[Stored data entries]
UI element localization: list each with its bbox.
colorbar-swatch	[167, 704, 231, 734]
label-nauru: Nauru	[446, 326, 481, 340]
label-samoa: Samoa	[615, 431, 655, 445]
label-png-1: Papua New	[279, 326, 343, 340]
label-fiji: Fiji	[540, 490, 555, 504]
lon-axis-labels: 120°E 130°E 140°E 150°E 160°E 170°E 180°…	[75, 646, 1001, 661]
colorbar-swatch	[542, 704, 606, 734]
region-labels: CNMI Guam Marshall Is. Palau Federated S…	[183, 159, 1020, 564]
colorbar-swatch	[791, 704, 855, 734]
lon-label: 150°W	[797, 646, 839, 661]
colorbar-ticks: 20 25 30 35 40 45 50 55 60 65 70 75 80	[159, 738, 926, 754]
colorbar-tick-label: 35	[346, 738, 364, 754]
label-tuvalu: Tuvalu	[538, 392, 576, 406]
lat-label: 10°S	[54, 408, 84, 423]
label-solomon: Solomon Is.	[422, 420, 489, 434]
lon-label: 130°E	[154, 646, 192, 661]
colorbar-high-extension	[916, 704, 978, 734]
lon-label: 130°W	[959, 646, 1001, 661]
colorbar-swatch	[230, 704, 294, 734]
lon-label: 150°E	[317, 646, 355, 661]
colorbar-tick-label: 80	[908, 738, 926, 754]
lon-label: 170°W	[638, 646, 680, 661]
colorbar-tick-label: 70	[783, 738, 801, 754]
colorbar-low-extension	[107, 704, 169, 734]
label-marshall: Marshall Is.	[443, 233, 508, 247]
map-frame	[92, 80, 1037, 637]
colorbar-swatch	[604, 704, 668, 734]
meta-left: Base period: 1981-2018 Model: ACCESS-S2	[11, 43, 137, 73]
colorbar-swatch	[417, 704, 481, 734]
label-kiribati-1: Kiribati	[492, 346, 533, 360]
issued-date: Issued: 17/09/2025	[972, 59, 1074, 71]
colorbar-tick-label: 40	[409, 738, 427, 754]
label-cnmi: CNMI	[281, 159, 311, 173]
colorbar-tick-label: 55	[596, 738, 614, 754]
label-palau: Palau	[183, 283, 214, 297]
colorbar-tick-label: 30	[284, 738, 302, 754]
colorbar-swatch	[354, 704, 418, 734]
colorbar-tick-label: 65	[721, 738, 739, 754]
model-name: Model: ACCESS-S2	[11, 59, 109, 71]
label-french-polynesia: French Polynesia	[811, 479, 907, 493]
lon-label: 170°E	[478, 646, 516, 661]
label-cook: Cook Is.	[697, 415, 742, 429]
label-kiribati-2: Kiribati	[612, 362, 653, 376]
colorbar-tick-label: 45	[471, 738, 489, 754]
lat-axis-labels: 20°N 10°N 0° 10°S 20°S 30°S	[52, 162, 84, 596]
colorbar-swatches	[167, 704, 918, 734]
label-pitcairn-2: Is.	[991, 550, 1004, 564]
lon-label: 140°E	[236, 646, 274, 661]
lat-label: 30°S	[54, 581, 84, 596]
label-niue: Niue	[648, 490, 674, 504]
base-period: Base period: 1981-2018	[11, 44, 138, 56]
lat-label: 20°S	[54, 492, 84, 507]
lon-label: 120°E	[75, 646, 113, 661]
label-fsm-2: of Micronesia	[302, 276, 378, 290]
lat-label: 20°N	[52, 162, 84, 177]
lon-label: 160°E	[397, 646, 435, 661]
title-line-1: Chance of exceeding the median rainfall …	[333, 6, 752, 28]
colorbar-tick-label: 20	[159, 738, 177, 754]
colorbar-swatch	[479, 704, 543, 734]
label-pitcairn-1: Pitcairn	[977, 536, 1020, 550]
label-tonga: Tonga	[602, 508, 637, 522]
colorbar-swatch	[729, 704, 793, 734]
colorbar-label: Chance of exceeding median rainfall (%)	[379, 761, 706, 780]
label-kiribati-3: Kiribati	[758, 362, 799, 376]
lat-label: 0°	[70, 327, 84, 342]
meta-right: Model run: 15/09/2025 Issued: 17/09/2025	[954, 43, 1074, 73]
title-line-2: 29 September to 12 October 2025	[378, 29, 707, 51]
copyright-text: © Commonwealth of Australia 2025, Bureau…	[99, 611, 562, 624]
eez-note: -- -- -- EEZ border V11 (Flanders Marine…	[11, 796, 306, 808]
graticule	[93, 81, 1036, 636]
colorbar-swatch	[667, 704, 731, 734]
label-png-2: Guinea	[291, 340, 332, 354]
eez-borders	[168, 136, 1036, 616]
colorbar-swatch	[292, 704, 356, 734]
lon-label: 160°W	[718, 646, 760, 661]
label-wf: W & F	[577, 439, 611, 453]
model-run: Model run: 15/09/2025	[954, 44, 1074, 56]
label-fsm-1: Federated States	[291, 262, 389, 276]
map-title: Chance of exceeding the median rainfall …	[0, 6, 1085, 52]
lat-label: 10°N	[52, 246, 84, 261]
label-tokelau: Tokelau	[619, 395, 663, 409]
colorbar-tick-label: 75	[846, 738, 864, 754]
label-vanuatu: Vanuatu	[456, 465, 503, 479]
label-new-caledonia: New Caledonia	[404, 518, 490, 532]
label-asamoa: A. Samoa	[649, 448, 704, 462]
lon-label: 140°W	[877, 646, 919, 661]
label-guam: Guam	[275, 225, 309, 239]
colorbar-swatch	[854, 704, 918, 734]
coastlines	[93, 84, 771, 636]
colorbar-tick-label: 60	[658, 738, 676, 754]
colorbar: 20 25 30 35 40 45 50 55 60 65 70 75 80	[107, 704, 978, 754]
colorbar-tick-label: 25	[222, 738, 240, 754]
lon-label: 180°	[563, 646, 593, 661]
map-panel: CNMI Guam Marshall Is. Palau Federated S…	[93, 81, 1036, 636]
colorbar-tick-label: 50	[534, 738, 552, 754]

**Instruction:** Rewrite the listing from its first line through the line that contains "738, 614, 754]", changing every "lon-label" to "longitude-label" and leaving everything else as it is.

**Output below:**
UI element localization: list each with its bbox.
colorbar-swatch	[167, 704, 231, 734]
label-nauru: Nauru	[446, 326, 481, 340]
label-samoa: Samoa	[615, 431, 655, 445]
label-png-1: Papua New	[279, 326, 343, 340]
label-fiji: Fiji	[540, 490, 555, 504]
lon-axis-labels: 120°E 130°E 140°E 150°E 160°E 170°E 180°…	[75, 646, 1001, 661]
colorbar-swatch	[542, 704, 606, 734]
region-labels: CNMI Guam Marshall Is. Palau Federated S…	[183, 159, 1020, 564]
colorbar-swatch	[791, 704, 855, 734]
longitude-label: 150°W	[797, 646, 839, 661]
colorbar-ticks: 20 25 30 35 40 45 50 55 60 65 70 75 80	[159, 738, 926, 754]
colorbar-tick-label: 35	[346, 738, 364, 754]
label-tuvalu: Tuvalu	[538, 392, 576, 406]
lat-label: 10°S	[54, 408, 84, 423]
label-solomon: Solomon Is.	[422, 420, 489, 434]
longitude-label: 130°E	[154, 646, 192, 661]
colorbar-high-extension	[916, 704, 978, 734]
longitude-label: 130°W	[959, 646, 1001, 661]
colorbar-swatch	[230, 704, 294, 734]
longitude-label: 150°E	[317, 646, 355, 661]
colorbar-tick-label: 80	[908, 738, 926, 754]
longitude-label: 170°W	[638, 646, 680, 661]
colorbar-tick-label: 70	[783, 738, 801, 754]
colorbar-low-extension	[107, 704, 169, 734]
label-marshall: Marshall Is.	[443, 233, 508, 247]
map-frame	[92, 80, 1037, 637]
colorbar-swatch	[604, 704, 668, 734]
meta-left: Base period: 1981-2018 Model: ACCESS-S2	[11, 43, 137, 73]
colorbar-swatch	[417, 704, 481, 734]
label-kiribati-1: Kiribati	[492, 346, 533, 360]
issued-date: Issued: 17/09/2025	[972, 59, 1074, 71]
colorbar-tick-label: 40	[409, 738, 427, 754]
label-cnmi: CNMI	[281, 159, 311, 173]
colorbar-tick-label: 55	[596, 738, 614, 754]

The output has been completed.